## What the exercise asks
Please reproduce the stretch of data from the line containing "13, 738, 32]" through the line containing "92, 54, 117]", changing "sidebar-item-label" to "nav-item-label" and keeping everything else the same.

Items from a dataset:
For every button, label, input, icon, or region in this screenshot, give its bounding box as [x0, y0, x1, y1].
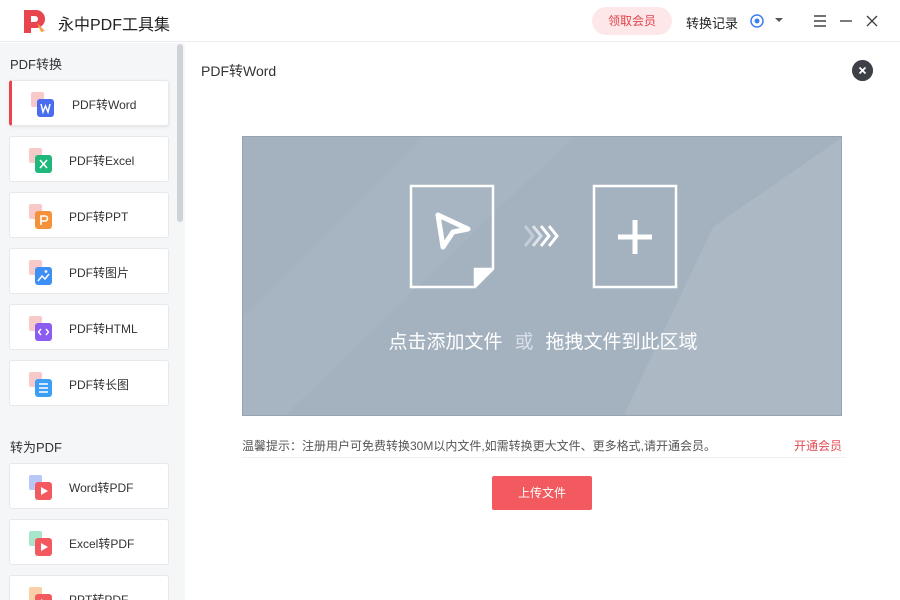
conversion-history-link[interactable]: 转换记录	[686, 13, 738, 32]
ppt-to-pdf-icon	[29, 587, 52, 600]
sidebar-item-label: Word转PDF	[69, 481, 134, 495]
drop-zone-instructions: 点击添加文件或拖拽文件到此区域	[243, 327, 841, 354]
tip-row: 温馨提示：注册用户可免费转换30M以内文件,如需转换更大文件、更多格式,请开通会…	[242, 434, 846, 458]
close-window-icon[interactable]	[862, 11, 882, 31]
tip-text: 温馨提示：注册用户可免费转换30M以内文件,如需转换更大文件、更多格式,请开通会…	[242, 439, 717, 453]
sidebar-item-ppt-to-pdf[interactable]: PPT转PDF	[9, 575, 169, 600]
long-image-doc-icon	[29, 372, 52, 397]
sidebar-item-label: PPT转PDF	[69, 593, 129, 600]
convert-arrows-icon	[523, 225, 559, 247]
sidebar-item-pdf-to-ppt[interactable]: PDF转PPT	[9, 192, 169, 238]
sidebar-item-label: PDF转Word	[72, 98, 137, 112]
drop-zone-graphic	[243, 137, 841, 415]
sidebar-item-label: PDF转Excel	[69, 154, 135, 168]
sidebar-item-pdf-to-html[interactable]: PDF转HTML	[9, 304, 169, 350]
ppt-doc-icon	[29, 204, 52, 229]
upload-file-button[interactable]: 上传文件	[492, 476, 592, 510]
sidebar-item-label: PDF转PPT	[69, 210, 129, 224]
sidebar-item-label: PDF转图片	[69, 266, 130, 280]
sidebar-item-pdf-to-image[interactable]: PDF转图片	[9, 248, 169, 294]
page-title: PDF转Word	[201, 63, 277, 79]
sidebar-item-excel-to-pdf[interactable]: Excel转PDF	[9, 519, 169, 565]
drag-file-text: 拖拽文件到此区域	[545, 332, 698, 353]
add-file-icon	[592, 184, 678, 289]
image-doc-icon	[29, 260, 52, 285]
word-doc-icon	[31, 92, 54, 117]
user-avatar-icon[interactable]	[750, 14, 764, 28]
sidebar-scrollbar[interactable]	[177, 44, 183, 222]
file-drop-zone[interactable]: 点击添加文件或拖拽文件到此区域	[242, 136, 842, 416]
excel-doc-icon	[29, 148, 52, 173]
sidebar-item-label: PDF转HTML	[69, 322, 138, 336]
sidebar-item-word-to-pdf[interactable]: Word转PDF	[9, 463, 169, 509]
close-panel-icon[interactable]	[852, 60, 873, 81]
section-title-pdf-convert: PDF转换	[10, 57, 63, 72]
or-text: 或	[514, 332, 534, 353]
menu-icon[interactable]	[810, 11, 830, 31]
title-bar: 永中PDF工具集 领取会员 转换记录	[0, 0, 900, 42]
excel-to-pdf-icon	[29, 531, 52, 556]
sidebar-item-label: PDF转长图	[69, 378, 130, 392]
sidebar-item-pdf-to-word[interactable]: PDF转Word	[9, 80, 169, 126]
minimize-icon[interactable]	[836, 11, 856, 31]
sidebar-item-pdf-to-long-image[interactable]: PDF转长图	[9, 360, 169, 406]
sidebar-item-label: Excel转PDF	[69, 537, 135, 551]
get-vip-button[interactable]: 领取会员	[592, 7, 672, 35]
sidebar-item-pdf-to-excel[interactable]: PDF转Excel	[9, 136, 169, 182]
section-title-to-pdf: 转为PDF	[10, 440, 63, 455]
open-vip-link[interactable]: 开通会员	[794, 437, 842, 454]
html-doc-icon	[29, 316, 52, 341]
add-file-text: 点击添加文件	[388, 332, 503, 353]
word-to-pdf-icon	[29, 475, 52, 500]
caret-down-icon[interactable]	[774, 14, 784, 26]
app-logo-icon	[24, 10, 45, 33]
sidebar: PDF转换 PDF转Word PDF转Excel PDF转PPT PDF转图片 …	[0, 43, 185, 600]
app-title: 永中PDF工具集	[58, 17, 171, 34]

## Finished exercise
conversion-history-link[interactable]: 转换记录	[686, 13, 738, 32]
ppt-to-pdf-icon	[29, 587, 52, 600]
nav-item-label: Word转PDF	[69, 481, 134, 495]
drop-zone-instructions: 点击添加文件或拖拽文件到此区域	[243, 327, 841, 354]
tip-row: 温馨提示：注册用户可免费转换30M以内文件,如需转换更大文件、更多格式,请开通会…	[242, 434, 846, 458]
close-window-icon[interactable]	[862, 11, 882, 31]
tip-text: 温馨提示：注册用户可免费转换30M以内文件,如需转换更大文件、更多格式,请开通会…	[242, 439, 717, 453]
sidebar-item-ppt-to-pdf[interactable]: PPT转PDF	[9, 575, 169, 600]
long-image-doc-icon	[29, 372, 52, 397]
nav-item-label: PPT转PDF	[69, 593, 129, 600]
convert-arrows-icon	[523, 225, 559, 247]
sidebar-item-pdf-to-ppt[interactable]: PDF转PPT	[9, 192, 169, 238]
nav-item-label: PDF转Word	[72, 98, 137, 112]
drop-zone-graphic	[243, 137, 841, 415]
nav-item-label: PDF转Excel	[69, 154, 135, 168]
sidebar-item-pdf-to-html[interactable]: PDF转HTML	[9, 304, 169, 350]
ppt-doc-icon	[29, 204, 52, 229]
upload-file-button[interactable]: 上传文件	[492, 476, 592, 510]
nav-item-label: PDF转PPT	[69, 210, 129, 224]
nav-item-label: PDF转图片	[69, 266, 130, 280]
sidebar-item-pdf-to-image[interactable]: PDF转图片	[9, 248, 169, 294]
page-title: PDF转Word	[201, 63, 277, 79]
sidebar-item-excel-to-pdf[interactable]: Excel转PDF	[9, 519, 169, 565]
drag-file-text: 拖拽文件到此区域	[545, 332, 698, 353]
add-file-icon	[592, 184, 678, 289]
image-doc-icon	[29, 260, 52, 285]
word-doc-icon	[31, 92, 54, 117]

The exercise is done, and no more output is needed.